>>>>>

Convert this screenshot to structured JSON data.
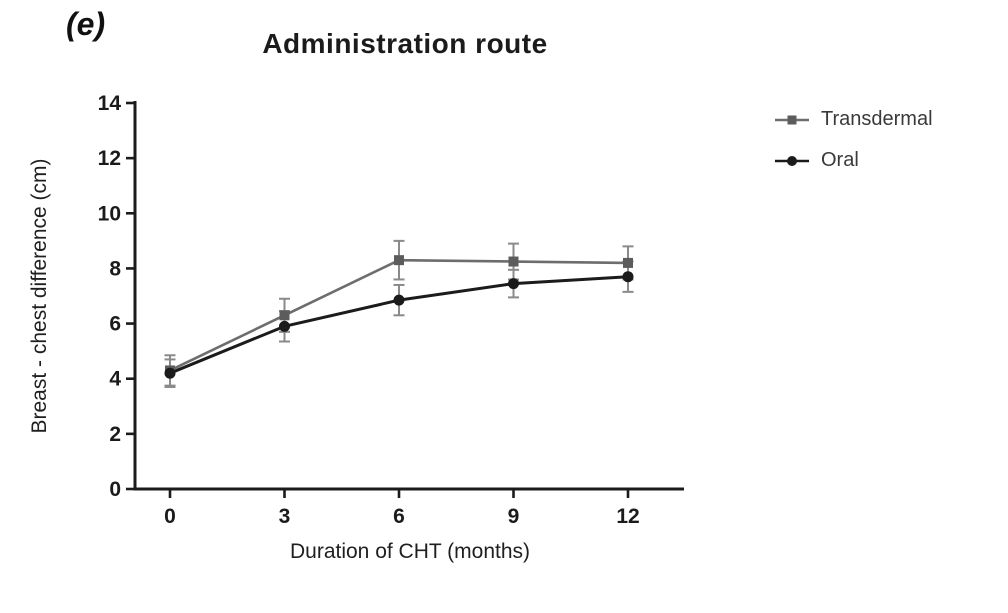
{
  "panel_label": "(e)",
  "chart_data": {
    "type": "line",
    "title": "Administration route",
    "xlabel": "Duration of CHT (months)",
    "ylabel": "Breast - chest difference (cm)",
    "x": [
      0,
      3,
      6,
      9,
      12
    ],
    "xlim": [
      0,
      12
    ],
    "ylim": [
      0,
      14
    ],
    "ytick_step": 2,
    "xtick_labels": [
      "0",
      "3",
      "6",
      "9",
      "12"
    ],
    "grid": false,
    "legend_position": "right",
    "axis_color": "#1b1b1b",
    "error_bar_color": "#8a8a8a",
    "series": [
      {
        "name": "Transdermal",
        "marker": "square",
        "color": "#6d6d6d",
        "marker_color": "#5c5c5c",
        "values": [
          4.3,
          6.3,
          8.3,
          8.25,
          8.2
        ],
        "errors": [
          0.55,
          0.6,
          0.7,
          0.65,
          0.6
        ]
      },
      {
        "name": "Oral",
        "marker": "circle",
        "color": "#1b1b1b",
        "marker_color": "#1b1b1b",
        "values": [
          4.2,
          5.9,
          6.85,
          7.45,
          7.7
        ],
        "errors": [
          0.5,
          0.55,
          0.55,
          0.5,
          0.55
        ]
      }
    ]
  }
}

<<<<<

• **What you are asked to do**: Print every record above exactly as written, leaving out the pictures.

• **Solution for this exercise**:
Convert this screenshot to structured JSON data.
{
  "panel_label": "(e)",
  "chart_data": {
    "type": "line",
    "title": "Administration route",
    "xlabel": "Duration of CHT (months)",
    "ylabel": "Breast - chest difference (cm)",
    "x": [
      0,
      3,
      6,
      9,
      12
    ],
    "xlim": [
      0,
      12
    ],
    "ylim": [
      0,
      14
    ],
    "ytick_step": 2,
    "xtick_labels": [
      "0",
      "3",
      "6",
      "9",
      "12"
    ],
    "grid": false,
    "legend_position": "right",
    "axis_color": "#1b1b1b",
    "error_bar_color": "#8a8a8a",
    "series": [
      {
        "name": "Transdermal",
        "marker": "square",
        "color": "#6d6d6d",
        "marker_color": "#5c5c5c",
        "values": [
          4.3,
          6.3,
          8.3,
          8.25,
          8.2
        ],
        "errors": [
          0.55,
          0.6,
          0.7,
          0.65,
          0.6
        ]
      },
      {
        "name": "Oral",
        "marker": "circle",
        "color": "#1b1b1b",
        "marker_color": "#1b1b1b",
        "values": [
          4.2,
          5.9,
          6.85,
          7.45,
          7.7
        ],
        "errors": [
          0.5,
          0.55,
          0.55,
          0.5,
          0.55
        ]
      }
    ]
  }
}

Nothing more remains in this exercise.